Raw data:
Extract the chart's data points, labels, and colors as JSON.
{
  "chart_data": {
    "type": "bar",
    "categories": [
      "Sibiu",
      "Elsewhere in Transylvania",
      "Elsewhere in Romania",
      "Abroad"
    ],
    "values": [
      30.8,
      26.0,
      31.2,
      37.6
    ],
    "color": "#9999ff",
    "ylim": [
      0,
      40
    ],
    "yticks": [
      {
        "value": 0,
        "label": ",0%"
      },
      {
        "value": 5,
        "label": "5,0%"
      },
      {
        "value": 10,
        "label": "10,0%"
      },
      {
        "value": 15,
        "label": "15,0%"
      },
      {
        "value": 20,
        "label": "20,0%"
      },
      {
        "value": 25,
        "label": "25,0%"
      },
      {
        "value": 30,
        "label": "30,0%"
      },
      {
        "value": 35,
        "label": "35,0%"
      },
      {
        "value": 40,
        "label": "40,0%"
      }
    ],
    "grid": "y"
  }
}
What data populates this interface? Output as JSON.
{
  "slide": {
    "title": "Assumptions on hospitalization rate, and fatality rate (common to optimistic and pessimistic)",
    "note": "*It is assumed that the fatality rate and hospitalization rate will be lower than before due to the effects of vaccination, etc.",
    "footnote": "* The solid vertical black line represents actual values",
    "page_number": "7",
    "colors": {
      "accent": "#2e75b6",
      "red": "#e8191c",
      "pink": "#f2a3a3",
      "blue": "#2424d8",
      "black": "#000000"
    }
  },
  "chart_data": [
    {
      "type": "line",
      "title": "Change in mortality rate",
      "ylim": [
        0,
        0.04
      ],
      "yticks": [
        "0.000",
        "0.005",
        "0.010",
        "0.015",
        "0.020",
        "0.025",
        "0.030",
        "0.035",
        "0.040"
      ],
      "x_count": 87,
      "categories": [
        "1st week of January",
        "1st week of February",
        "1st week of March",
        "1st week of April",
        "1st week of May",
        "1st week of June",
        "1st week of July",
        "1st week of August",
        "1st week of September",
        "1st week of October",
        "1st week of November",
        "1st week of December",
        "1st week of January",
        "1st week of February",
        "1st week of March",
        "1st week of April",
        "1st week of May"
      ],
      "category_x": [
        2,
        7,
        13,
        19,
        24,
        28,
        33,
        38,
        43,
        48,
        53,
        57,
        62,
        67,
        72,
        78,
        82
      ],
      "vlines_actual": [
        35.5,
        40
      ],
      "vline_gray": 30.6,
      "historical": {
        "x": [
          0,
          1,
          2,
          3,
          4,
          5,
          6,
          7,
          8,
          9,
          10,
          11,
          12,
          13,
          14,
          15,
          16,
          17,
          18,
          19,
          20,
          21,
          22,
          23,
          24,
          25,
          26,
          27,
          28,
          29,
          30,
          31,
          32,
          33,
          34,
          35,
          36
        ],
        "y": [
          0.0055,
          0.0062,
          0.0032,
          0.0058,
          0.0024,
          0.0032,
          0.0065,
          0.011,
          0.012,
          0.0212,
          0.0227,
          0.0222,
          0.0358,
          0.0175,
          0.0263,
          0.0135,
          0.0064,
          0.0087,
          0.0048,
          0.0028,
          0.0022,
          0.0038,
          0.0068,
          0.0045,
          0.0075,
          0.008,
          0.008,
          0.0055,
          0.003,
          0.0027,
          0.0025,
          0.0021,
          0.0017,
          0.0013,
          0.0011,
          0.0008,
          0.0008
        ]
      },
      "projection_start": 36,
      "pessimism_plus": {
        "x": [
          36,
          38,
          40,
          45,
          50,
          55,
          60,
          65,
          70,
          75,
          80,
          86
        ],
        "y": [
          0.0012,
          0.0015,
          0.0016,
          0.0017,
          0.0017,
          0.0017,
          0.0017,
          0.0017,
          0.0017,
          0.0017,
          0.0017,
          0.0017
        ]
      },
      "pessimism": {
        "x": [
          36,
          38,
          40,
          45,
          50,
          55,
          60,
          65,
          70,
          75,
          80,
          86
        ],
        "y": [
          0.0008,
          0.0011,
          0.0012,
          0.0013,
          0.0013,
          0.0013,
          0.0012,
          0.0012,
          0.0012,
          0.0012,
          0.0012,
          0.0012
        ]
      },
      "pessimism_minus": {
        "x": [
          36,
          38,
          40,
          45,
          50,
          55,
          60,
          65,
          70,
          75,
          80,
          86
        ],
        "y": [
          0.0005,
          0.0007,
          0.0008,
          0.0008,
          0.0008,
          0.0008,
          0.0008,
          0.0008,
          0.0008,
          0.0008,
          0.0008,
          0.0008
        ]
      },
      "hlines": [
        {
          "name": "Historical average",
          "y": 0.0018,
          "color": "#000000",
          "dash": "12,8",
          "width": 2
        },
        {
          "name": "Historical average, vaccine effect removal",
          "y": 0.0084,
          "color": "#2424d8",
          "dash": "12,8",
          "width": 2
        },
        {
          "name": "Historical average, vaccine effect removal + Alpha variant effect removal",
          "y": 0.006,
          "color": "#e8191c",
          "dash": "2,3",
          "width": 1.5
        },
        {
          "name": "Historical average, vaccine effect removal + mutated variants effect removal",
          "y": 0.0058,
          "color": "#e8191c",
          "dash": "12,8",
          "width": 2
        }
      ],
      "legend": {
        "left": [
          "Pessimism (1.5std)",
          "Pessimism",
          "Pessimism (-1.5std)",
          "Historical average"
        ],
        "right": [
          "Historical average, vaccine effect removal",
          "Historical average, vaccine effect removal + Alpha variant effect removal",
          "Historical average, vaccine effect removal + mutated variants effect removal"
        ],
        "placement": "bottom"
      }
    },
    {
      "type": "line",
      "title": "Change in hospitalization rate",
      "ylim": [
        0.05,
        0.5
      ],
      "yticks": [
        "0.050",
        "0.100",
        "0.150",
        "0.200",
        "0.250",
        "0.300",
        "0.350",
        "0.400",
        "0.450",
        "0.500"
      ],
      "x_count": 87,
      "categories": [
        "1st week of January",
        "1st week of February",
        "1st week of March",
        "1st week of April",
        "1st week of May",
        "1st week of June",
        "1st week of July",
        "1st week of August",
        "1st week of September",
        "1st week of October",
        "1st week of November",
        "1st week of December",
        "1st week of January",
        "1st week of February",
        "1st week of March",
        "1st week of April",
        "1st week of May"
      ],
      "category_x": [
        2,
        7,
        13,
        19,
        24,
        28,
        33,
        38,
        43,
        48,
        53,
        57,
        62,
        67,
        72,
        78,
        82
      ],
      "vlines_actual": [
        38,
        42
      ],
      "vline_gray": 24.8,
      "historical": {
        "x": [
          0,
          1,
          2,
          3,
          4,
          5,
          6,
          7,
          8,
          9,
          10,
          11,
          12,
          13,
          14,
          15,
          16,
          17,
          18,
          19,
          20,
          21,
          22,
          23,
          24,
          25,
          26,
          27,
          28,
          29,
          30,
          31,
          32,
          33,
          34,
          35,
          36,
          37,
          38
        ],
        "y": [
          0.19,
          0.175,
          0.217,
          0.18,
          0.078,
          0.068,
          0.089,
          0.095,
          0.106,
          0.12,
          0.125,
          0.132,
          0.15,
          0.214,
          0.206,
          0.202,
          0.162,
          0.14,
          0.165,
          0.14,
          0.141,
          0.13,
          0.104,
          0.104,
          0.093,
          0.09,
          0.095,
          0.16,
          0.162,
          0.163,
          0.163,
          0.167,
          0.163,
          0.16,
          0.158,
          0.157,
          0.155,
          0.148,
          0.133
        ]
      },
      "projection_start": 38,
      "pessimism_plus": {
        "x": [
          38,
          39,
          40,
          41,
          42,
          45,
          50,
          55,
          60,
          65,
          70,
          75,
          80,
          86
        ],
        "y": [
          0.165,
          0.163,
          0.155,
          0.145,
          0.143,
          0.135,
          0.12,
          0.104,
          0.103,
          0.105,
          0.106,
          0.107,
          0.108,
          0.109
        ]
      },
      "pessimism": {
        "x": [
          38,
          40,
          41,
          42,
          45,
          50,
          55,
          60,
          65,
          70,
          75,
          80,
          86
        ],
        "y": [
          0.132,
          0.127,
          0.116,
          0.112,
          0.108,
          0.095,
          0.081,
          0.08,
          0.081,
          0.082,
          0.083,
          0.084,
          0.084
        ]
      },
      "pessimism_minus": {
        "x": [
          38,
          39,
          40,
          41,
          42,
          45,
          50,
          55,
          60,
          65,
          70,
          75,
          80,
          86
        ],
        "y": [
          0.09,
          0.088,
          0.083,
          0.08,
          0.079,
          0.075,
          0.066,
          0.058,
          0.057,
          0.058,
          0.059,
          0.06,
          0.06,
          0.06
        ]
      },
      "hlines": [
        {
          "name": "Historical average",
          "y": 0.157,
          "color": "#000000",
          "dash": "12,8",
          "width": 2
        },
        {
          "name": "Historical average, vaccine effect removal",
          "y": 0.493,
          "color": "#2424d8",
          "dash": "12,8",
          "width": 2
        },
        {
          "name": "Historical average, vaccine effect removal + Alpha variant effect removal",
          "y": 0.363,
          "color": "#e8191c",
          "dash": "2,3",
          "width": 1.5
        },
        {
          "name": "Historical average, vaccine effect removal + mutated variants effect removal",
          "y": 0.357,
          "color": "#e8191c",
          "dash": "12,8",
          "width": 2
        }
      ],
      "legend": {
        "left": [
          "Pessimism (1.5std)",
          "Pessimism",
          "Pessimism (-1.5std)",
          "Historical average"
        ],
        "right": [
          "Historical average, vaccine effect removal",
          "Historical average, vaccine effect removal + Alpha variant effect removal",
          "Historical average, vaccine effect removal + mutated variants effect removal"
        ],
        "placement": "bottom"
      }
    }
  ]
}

Instructions to follow:
Which lines hold the word "values"? Copy all of them.

Solution for this problem:
    "values": [
    "footnote": "* The solid vertical black line represents actual values",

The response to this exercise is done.